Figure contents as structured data
⁂
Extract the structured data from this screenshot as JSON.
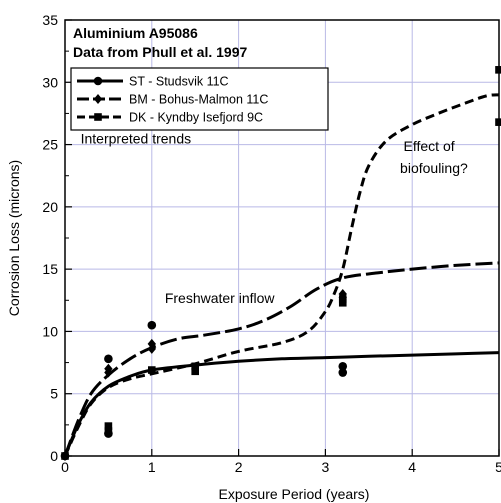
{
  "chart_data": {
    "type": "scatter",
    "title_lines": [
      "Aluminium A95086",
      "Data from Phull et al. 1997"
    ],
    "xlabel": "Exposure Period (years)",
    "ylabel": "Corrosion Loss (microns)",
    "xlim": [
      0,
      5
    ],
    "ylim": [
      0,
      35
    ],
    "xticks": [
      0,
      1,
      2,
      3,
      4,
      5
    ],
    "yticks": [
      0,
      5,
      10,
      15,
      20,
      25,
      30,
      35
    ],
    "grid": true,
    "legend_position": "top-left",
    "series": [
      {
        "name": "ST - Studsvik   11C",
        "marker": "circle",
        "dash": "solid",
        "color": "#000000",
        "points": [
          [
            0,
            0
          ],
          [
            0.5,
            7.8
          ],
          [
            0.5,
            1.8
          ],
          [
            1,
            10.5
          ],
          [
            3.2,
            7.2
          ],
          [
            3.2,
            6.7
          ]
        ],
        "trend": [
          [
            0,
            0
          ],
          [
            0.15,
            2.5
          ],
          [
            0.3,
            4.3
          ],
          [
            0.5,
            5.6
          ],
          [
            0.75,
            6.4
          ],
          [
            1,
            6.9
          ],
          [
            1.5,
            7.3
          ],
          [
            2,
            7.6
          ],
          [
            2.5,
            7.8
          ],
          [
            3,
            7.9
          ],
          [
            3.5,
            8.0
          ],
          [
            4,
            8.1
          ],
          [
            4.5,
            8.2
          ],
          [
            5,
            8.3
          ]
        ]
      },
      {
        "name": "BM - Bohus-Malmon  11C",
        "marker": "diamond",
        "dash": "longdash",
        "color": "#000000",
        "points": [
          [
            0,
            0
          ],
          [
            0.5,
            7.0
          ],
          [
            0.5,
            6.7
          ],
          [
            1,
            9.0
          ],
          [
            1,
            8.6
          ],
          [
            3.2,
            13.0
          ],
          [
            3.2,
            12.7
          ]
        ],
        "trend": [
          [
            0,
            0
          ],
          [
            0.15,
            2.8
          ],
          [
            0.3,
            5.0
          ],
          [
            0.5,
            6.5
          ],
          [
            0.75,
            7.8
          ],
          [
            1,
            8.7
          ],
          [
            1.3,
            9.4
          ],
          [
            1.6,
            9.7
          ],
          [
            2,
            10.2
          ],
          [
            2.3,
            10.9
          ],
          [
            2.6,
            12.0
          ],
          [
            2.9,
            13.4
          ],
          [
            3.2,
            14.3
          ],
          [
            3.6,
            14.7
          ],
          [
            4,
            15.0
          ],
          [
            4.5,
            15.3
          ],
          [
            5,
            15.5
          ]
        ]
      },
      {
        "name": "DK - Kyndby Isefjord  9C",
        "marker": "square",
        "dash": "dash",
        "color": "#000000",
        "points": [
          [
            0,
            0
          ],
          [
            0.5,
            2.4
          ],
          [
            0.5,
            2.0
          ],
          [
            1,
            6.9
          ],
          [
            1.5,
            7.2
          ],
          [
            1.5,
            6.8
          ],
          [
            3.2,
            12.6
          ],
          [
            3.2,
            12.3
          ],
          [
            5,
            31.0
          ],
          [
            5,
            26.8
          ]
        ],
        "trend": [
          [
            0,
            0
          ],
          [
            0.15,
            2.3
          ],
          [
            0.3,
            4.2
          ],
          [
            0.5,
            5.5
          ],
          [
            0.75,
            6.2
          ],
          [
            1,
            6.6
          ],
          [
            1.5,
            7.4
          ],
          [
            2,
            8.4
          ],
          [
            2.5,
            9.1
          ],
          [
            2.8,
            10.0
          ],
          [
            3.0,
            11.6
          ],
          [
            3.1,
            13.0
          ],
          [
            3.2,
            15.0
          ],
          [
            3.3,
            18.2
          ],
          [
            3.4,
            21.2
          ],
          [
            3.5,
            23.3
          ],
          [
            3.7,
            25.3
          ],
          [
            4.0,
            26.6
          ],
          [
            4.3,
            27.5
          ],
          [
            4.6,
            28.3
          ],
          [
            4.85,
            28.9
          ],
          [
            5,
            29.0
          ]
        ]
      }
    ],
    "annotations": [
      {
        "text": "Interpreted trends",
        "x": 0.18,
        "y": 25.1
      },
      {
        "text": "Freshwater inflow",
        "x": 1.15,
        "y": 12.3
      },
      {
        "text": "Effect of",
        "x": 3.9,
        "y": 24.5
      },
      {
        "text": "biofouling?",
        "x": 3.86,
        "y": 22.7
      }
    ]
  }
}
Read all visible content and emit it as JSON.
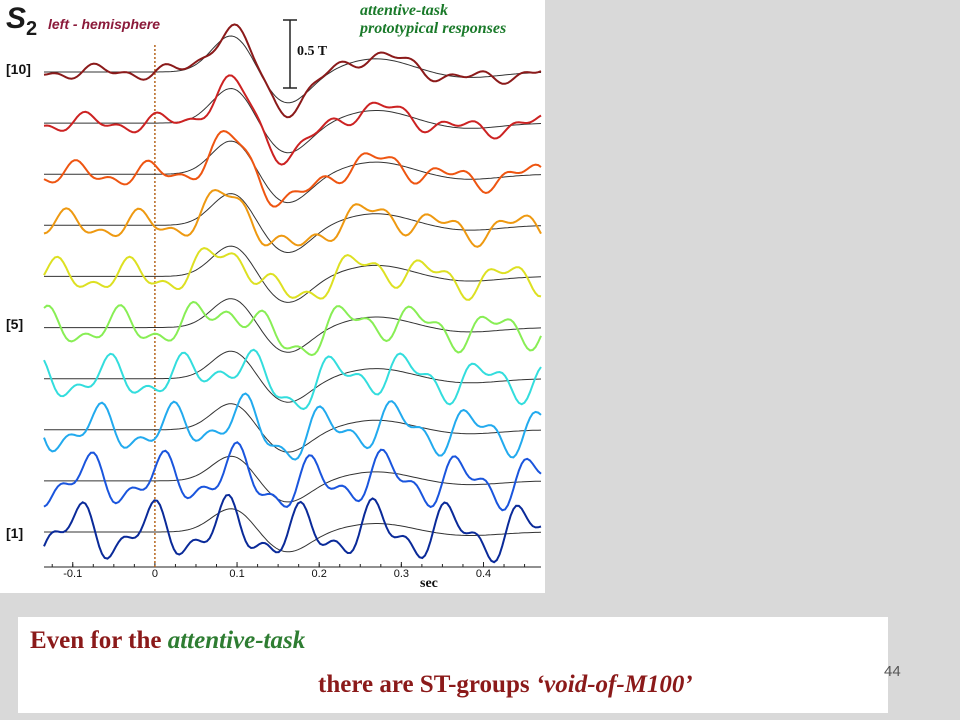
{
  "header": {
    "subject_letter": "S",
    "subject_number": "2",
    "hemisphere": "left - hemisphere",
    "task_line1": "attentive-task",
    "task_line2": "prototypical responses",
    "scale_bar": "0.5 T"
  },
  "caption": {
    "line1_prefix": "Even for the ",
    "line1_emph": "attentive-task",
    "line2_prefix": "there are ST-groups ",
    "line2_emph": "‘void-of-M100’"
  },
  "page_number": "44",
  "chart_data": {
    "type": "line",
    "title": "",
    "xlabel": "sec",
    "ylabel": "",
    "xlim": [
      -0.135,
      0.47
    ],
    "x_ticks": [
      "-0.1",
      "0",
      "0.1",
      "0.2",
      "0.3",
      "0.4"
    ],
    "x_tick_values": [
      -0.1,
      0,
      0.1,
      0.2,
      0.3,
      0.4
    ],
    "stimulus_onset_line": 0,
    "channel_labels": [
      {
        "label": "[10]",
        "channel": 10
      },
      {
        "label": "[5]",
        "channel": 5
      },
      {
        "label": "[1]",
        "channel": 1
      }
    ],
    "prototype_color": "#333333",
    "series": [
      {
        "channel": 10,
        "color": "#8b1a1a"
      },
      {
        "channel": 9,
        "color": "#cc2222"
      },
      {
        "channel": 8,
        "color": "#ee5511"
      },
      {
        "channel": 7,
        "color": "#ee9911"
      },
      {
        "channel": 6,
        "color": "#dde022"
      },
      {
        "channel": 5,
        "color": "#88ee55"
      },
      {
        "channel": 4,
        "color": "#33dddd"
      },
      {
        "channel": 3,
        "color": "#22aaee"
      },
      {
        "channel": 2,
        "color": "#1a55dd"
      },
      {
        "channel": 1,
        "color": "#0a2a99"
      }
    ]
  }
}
⁂
* **To do**
Each record above must be returned exactly as written, with its pictures omitted.

* **Exercise result**
Extract the structured data from this screenshot as JSON.
{
  "chart_data": {
    "type": "scatter",
    "title_lines": [
      "Aluminium A95086",
      "Data from Phull et al. 1997"
    ],
    "xlabel": "Exposure Period (years)",
    "ylabel": "Corrosion Loss (microns)",
    "xlim": [
      0,
      5
    ],
    "ylim": [
      0,
      35
    ],
    "xticks": [
      0,
      1,
      2,
      3,
      4,
      5
    ],
    "yticks": [
      0,
      5,
      10,
      15,
      20,
      25,
      30,
      35
    ],
    "grid": true,
    "legend_position": "top-left",
    "series": [
      {
        "name": "ST - Studsvik   11C",
        "marker": "circle",
        "dash": "solid",
        "color": "#000000",
        "points": [
          [
            0,
            0
          ],
          [
            0.5,
            7.8
          ],
          [
            0.5,
            1.8
          ],
          [
            1,
            10.5
          ],
          [
            3.2,
            7.2
          ],
          [
            3.2,
            6.7
          ]
        ],
        "trend": [
          [
            0,
            0
          ],
          [
            0.15,
            2.5
          ],
          [
            0.3,
            4.3
          ],
          [
            0.5,
            5.6
          ],
          [
            0.75,
            6.4
          ],
          [
            1,
            6.9
          ],
          [
            1.5,
            7.3
          ],
          [
            2,
            7.6
          ],
          [
            2.5,
            7.8
          ],
          [
            3,
            7.9
          ],
          [
            3.5,
            8.0
          ],
          [
            4,
            8.1
          ],
          [
            4.5,
            8.2
          ],
          [
            5,
            8.3
          ]
        ]
      },
      {
        "name": "BM - Bohus-Malmon  11C",
        "marker": "diamond",
        "dash": "longdash",
        "color": "#000000",
        "points": [
          [
            0,
            0
          ],
          [
            0.5,
            7.0
          ],
          [
            0.5,
            6.7
          ],
          [
            1,
            9.0
          ],
          [
            1,
            8.6
          ],
          [
            3.2,
            13.0
          ],
          [
            3.2,
            12.7
          ]
        ],
        "trend": [
          [
            0,
            0
          ],
          [
            0.15,
            2.8
          ],
          [
            0.3,
            5.0
          ],
          [
            0.5,
            6.5
          ],
          [
            0.75,
            7.8
          ],
          [
            1,
            8.7
          ],
          [
            1.3,
            9.4
          ],
          [
            1.6,
            9.7
          ],
          [
            2,
            10.2
          ],
          [
            2.3,
            10.9
          ],
          [
            2.6,
            12.0
          ],
          [
            2.9,
            13.4
          ],
          [
            3.2,
            14.3
          ],
          [
            3.6,
            14.7
          ],
          [
            4,
            15.0
          ],
          [
            4.5,
            15.3
          ],
          [
            5,
            15.5
          ]
        ]
      },
      {
        "name": "DK - Kyndby Isefjord  9C",
        "marker": "square",
        "dash": "dash",
        "color": "#000000",
        "points": [
          [
            0,
            0
          ],
          [
            0.5,
            2.4
          ],
          [
            0.5,
            2.0
          ],
          [
            1,
            6.9
          ],
          [
            1.5,
            7.2
          ],
          [
            1.5,
            6.8
          ],
          [
            3.2,
            12.6
          ],
          [
            3.2,
            12.3
          ],
          [
            5,
            31.0
          ],
          [
            5,
            26.8
          ]
        ],
        "trend": [
          [
            0,
            0
          ],
          [
            0.15,
            2.3
          ],
          [
            0.3,
            4.2
          ],
          [
            0.5,
            5.5
          ],
          [
            0.75,
            6.2
          ],
          [
            1,
            6.6
          ],
          [
            1.5,
            7.4
          ],
          [
            2,
            8.4
          ],
          [
            2.5,
            9.1
          ],
          [
            2.8,
            10.0
          ],
          [
            3.0,
            11.6
          ],
          [
            3.1,
            13.0
          ],
          [
            3.2,
            15.0
          ],
          [
            3.3,
            18.2
          ],
          [
            3.4,
            21.2
          ],
          [
            3.5,
            23.3
          ],
          [
            3.7,
            25.3
          ],
          [
            4.0,
            26.6
          ],
          [
            4.3,
            27.5
          ],
          [
            4.6,
            28.3
          ],
          [
            4.85,
            28.9
          ],
          [
            5,
            29.0
          ]
        ]
      }
    ],
    "annotations": [
      {
        "text": "Interpreted trends",
        "x": 0.18,
        "y": 25.1
      },
      {
        "text": "Freshwater inflow",
        "x": 1.15,
        "y": 12.3
      },
      {
        "text": "Effect of",
        "x": 3.9,
        "y": 24.5
      },
      {
        "text": "biofouling?",
        "x": 3.86,
        "y": 22.7
      }
    ]
  }
}
Read all visible content and emit it as JSON.
{
  "header": {
    "subject_letter": "S",
    "subject_number": "2",
    "hemisphere": "left - hemisphere",
    "task_line1": "attentive-task",
    "task_line2": "prototypical responses",
    "scale_bar": "0.5 T"
  },
  "caption": {
    "line1_prefix": "Even for the ",
    "line1_emph": "attentive-task",
    "line2_prefix": "there are ST-groups ",
    "line2_emph": "‘void-of-M100’"
  },
  "page_number": "44",
  "chart_data": {
    "type": "line",
    "title": "",
    "xlabel": "sec",
    "ylabel": "",
    "xlim": [
      -0.135,
      0.47
    ],
    "x_ticks": [
      "-0.1",
      "0",
      "0.1",
      "0.2",
      "0.3",
      "0.4"
    ],
    "x_tick_values": [
      -0.1,
      0,
      0.1,
      0.2,
      0.3,
      0.4
    ],
    "stimulus_onset_line": 0,
    "channel_labels": [
      {
        "label": "[10]",
        "channel": 10
      },
      {
        "label": "[5]",
        "channel": 5
      },
      {
        "label": "[1]",
        "channel": 1
      }
    ],
    "prototype_color": "#333333",
    "series": [
      {
        "channel": 10,
        "color": "#8b1a1a"
      },
      {
        "channel": 9,
        "color": "#cc2222"
      },
      {
        "channel": 8,
        "color": "#ee5511"
      },
      {
        "channel": 7,
        "color": "#ee9911"
      },
      {
        "channel": 6,
        "color": "#dde022"
      },
      {
        "channel": 5,
        "color": "#88ee55"
      },
      {
        "channel": 4,
        "color": "#33dddd"
      },
      {
        "channel": 3,
        "color": "#22aaee"
      },
      {
        "channel": 2,
        "color": "#1a55dd"
      },
      {
        "channel": 1,
        "color": "#0a2a99"
      }
    ]
  }
}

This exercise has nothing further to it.